**What the task asks:**
Quote the listing below in its entirety, omitting every image.

**Information provided:**
=====

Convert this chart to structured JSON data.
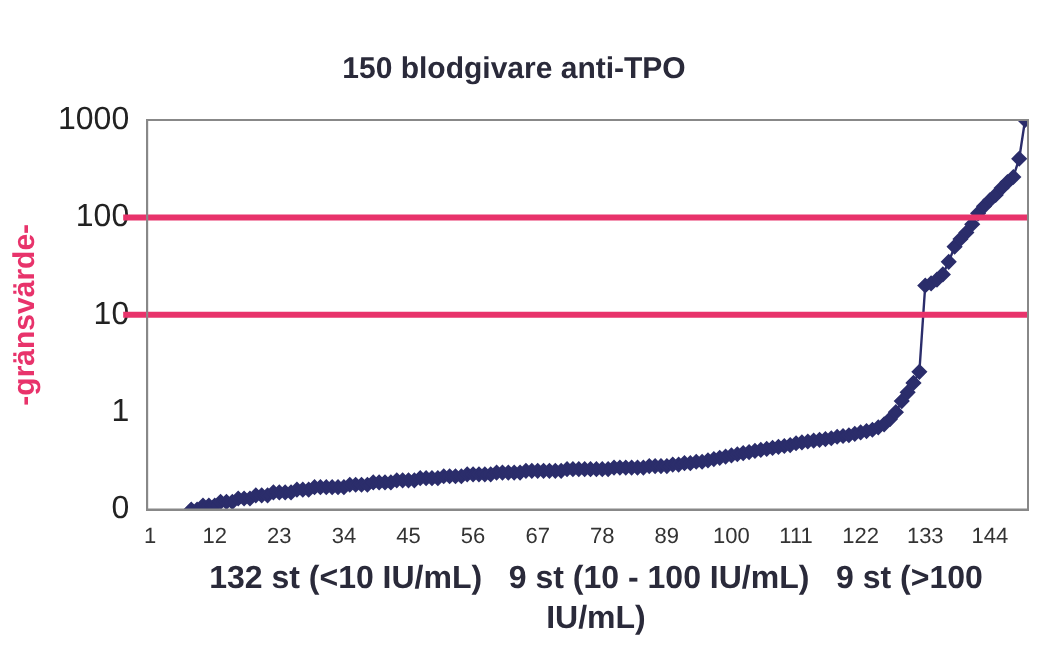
{
  "chart_data": {
    "type": "line",
    "title": "150 blodgivare anti-TPO",
    "ylabel": "-gränsvärde-",
    "xlabel": "132 st (<10 IU/mL)   9 st (10 - 100 IU/mL)   9 st (>100 IU/mL)",
    "x": [
      8,
      9,
      10,
      11,
      12,
      13,
      14,
      15,
      16,
      17,
      18,
      19,
      20,
      21,
      22,
      23,
      24,
      25,
      26,
      27,
      28,
      29,
      30,
      31,
      32,
      33,
      34,
      35,
      36,
      37,
      38,
      39,
      40,
      41,
      42,
      43,
      44,
      45,
      46,
      47,
      48,
      49,
      50,
      51,
      52,
      53,
      54,
      55,
      56,
      57,
      58,
      59,
      60,
      61,
      62,
      63,
      64,
      65,
      66,
      67,
      68,
      69,
      70,
      71,
      72,
      73,
      74,
      75,
      76,
      77,
      78,
      79,
      80,
      81,
      82,
      83,
      84,
      85,
      86,
      87,
      88,
      89,
      90,
      91,
      92,
      93,
      94,
      95,
      96,
      97,
      98,
      99,
      100,
      101,
      102,
      103,
      104,
      105,
      106,
      107,
      108,
      109,
      110,
      111,
      112,
      113,
      114,
      115,
      116,
      117,
      118,
      119,
      120,
      121,
      122,
      123,
      124,
      125,
      126,
      127,
      128,
      129,
      130,
      131,
      132,
      133,
      134,
      135,
      136,
      137,
      138,
      139,
      140,
      141,
      142,
      143,
      144,
      145,
      146,
      147,
      148,
      149,
      150
    ],
    "series": [
      {
        "color": "#2b2d6b",
        "values": [
          0.1,
          0.1,
          0.11,
          0.11,
          0.11,
          0.12,
          0.12,
          0.12,
          0.13,
          0.13,
          0.13,
          0.14,
          0.14,
          0.14,
          0.15,
          0.15,
          0.15,
          0.15,
          0.16,
          0.16,
          0.16,
          0.17,
          0.17,
          0.17,
          0.17,
          0.17,
          0.17,
          0.18,
          0.18,
          0.18,
          0.18,
          0.19,
          0.19,
          0.19,
          0.19,
          0.2,
          0.2,
          0.2,
          0.2,
          0.21,
          0.21,
          0.21,
          0.21,
          0.22,
          0.22,
          0.22,
          0.22,
          0.23,
          0.23,
          0.23,
          0.23,
          0.23,
          0.24,
          0.24,
          0.24,
          0.24,
          0.24,
          0.25,
          0.25,
          0.25,
          0.25,
          0.25,
          0.25,
          0.25,
          0.26,
          0.26,
          0.26,
          0.26,
          0.26,
          0.26,
          0.26,
          0.26,
          0.27,
          0.27,
          0.27,
          0.27,
          0.27,
          0.27,
          0.28,
          0.28,
          0.28,
          0.28,
          0.29,
          0.29,
          0.3,
          0.3,
          0.31,
          0.31,
          0.32,
          0.33,
          0.34,
          0.35,
          0.36,
          0.37,
          0.38,
          0.39,
          0.4,
          0.41,
          0.42,
          0.43,
          0.44,
          0.45,
          0.46,
          0.48,
          0.49,
          0.5,
          0.51,
          0.52,
          0.53,
          0.54,
          0.56,
          0.57,
          0.58,
          0.6,
          0.62,
          0.64,
          0.66,
          0.7,
          0.75,
          0.85,
          1.0,
          1.3,
          1.6,
          2.0,
          2.6,
          20,
          21,
          23,
          26,
          35,
          50,
          60,
          70,
          85,
          110,
          130,
          150,
          170,
          200,
          230,
          260,
          400,
          1000
        ]
      }
    ],
    "xlim": [
      0.5,
      150.5
    ],
    "xticks": [
      1,
      12,
      23,
      34,
      45,
      56,
      67,
      78,
      89,
      100,
      111,
      122,
      133,
      144
    ],
    "log": "y",
    "ylim": [
      0.1,
      1000
    ],
    "yticks": [
      {
        "value": 0.1,
        "label": "0"
      },
      1,
      10,
      100,
      1000
    ],
    "ref_lines": [
      {
        "axis": "y",
        "value": 10,
        "color": "#e8336b"
      },
      {
        "axis": "y",
        "value": 100,
        "color": "#e8336b"
      }
    ],
    "marker": "diamond",
    "legend": false
  }
}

=====

**The output:**
Convert this chart to structured JSON data.
{
  "chart_data": {
    "type": "line",
    "title": "150 blodgivare anti-TPO",
    "ylabel": "-gränsvärde-",
    "xlabel": "132 st (<10 IU/mL)   9 st (10 - 100 IU/mL)   9 st (>100 IU/mL)",
    "x": [
      8,
      9,
      10,
      11,
      12,
      13,
      14,
      15,
      16,
      17,
      18,
      19,
      20,
      21,
      22,
      23,
      24,
      25,
      26,
      27,
      28,
      29,
      30,
      31,
      32,
      33,
      34,
      35,
      36,
      37,
      38,
      39,
      40,
      41,
      42,
      43,
      44,
      45,
      46,
      47,
      48,
      49,
      50,
      51,
      52,
      53,
      54,
      55,
      56,
      57,
      58,
      59,
      60,
      61,
      62,
      63,
      64,
      65,
      66,
      67,
      68,
      69,
      70,
      71,
      72,
      73,
      74,
      75,
      76,
      77,
      78,
      79,
      80,
      81,
      82,
      83,
      84,
      85,
      86,
      87,
      88,
      89,
      90,
      91,
      92,
      93,
      94,
      95,
      96,
      97,
      98,
      99,
      100,
      101,
      102,
      103,
      104,
      105,
      106,
      107,
      108,
      109,
      110,
      111,
      112,
      113,
      114,
      115,
      116,
      117,
      118,
      119,
      120,
      121,
      122,
      123,
      124,
      125,
      126,
      127,
      128,
      129,
      130,
      131,
      132,
      133,
      134,
      135,
      136,
      137,
      138,
      139,
      140,
      141,
      142,
      143,
      144,
      145,
      146,
      147,
      148,
      149,
      150
    ],
    "series": [
      {
        "color": "#2b2d6b",
        "values": [
          0.1,
          0.1,
          0.11,
          0.11,
          0.11,
          0.12,
          0.12,
          0.12,
          0.13,
          0.13,
          0.13,
          0.14,
          0.14,
          0.14,
          0.15,
          0.15,
          0.15,
          0.15,
          0.16,
          0.16,
          0.16,
          0.17,
          0.17,
          0.17,
          0.17,
          0.17,
          0.17,
          0.18,
          0.18,
          0.18,
          0.18,
          0.19,
          0.19,
          0.19,
          0.19,
          0.2,
          0.2,
          0.2,
          0.2,
          0.21,
          0.21,
          0.21,
          0.21,
          0.22,
          0.22,
          0.22,
          0.22,
          0.23,
          0.23,
          0.23,
          0.23,
          0.23,
          0.24,
          0.24,
          0.24,
          0.24,
          0.24,
          0.25,
          0.25,
          0.25,
          0.25,
          0.25,
          0.25,
          0.25,
          0.26,
          0.26,
          0.26,
          0.26,
          0.26,
          0.26,
          0.26,
          0.26,
          0.27,
          0.27,
          0.27,
          0.27,
          0.27,
          0.27,
          0.28,
          0.28,
          0.28,
          0.28,
          0.29,
          0.29,
          0.3,
          0.3,
          0.31,
          0.31,
          0.32,
          0.33,
          0.34,
          0.35,
          0.36,
          0.37,
          0.38,
          0.39,
          0.4,
          0.41,
          0.42,
          0.43,
          0.44,
          0.45,
          0.46,
          0.48,
          0.49,
          0.5,
          0.51,
          0.52,
          0.53,
          0.54,
          0.56,
          0.57,
          0.58,
          0.6,
          0.62,
          0.64,
          0.66,
          0.7,
          0.75,
          0.85,
          1.0,
          1.3,
          1.6,
          2.0,
          2.6,
          20,
          21,
          23,
          26,
          35,
          50,
          60,
          70,
          85,
          110,
          130,
          150,
          170,
          200,
          230,
          260,
          400,
          1000
        ]
      }
    ],
    "xlim": [
      0.5,
      150.5
    ],
    "xticks": [
      1,
      12,
      23,
      34,
      45,
      56,
      67,
      78,
      89,
      100,
      111,
      122,
      133,
      144
    ],
    "log": "y",
    "ylim": [
      0.1,
      1000
    ],
    "yticks": [
      {
        "value": 0.1,
        "label": "0"
      },
      1,
      10,
      100,
      1000
    ],
    "ref_lines": [
      {
        "axis": "y",
        "value": 10,
        "color": "#e8336b"
      },
      {
        "axis": "y",
        "value": 100,
        "color": "#e8336b"
      }
    ],
    "marker": "diamond",
    "legend": false
  }
}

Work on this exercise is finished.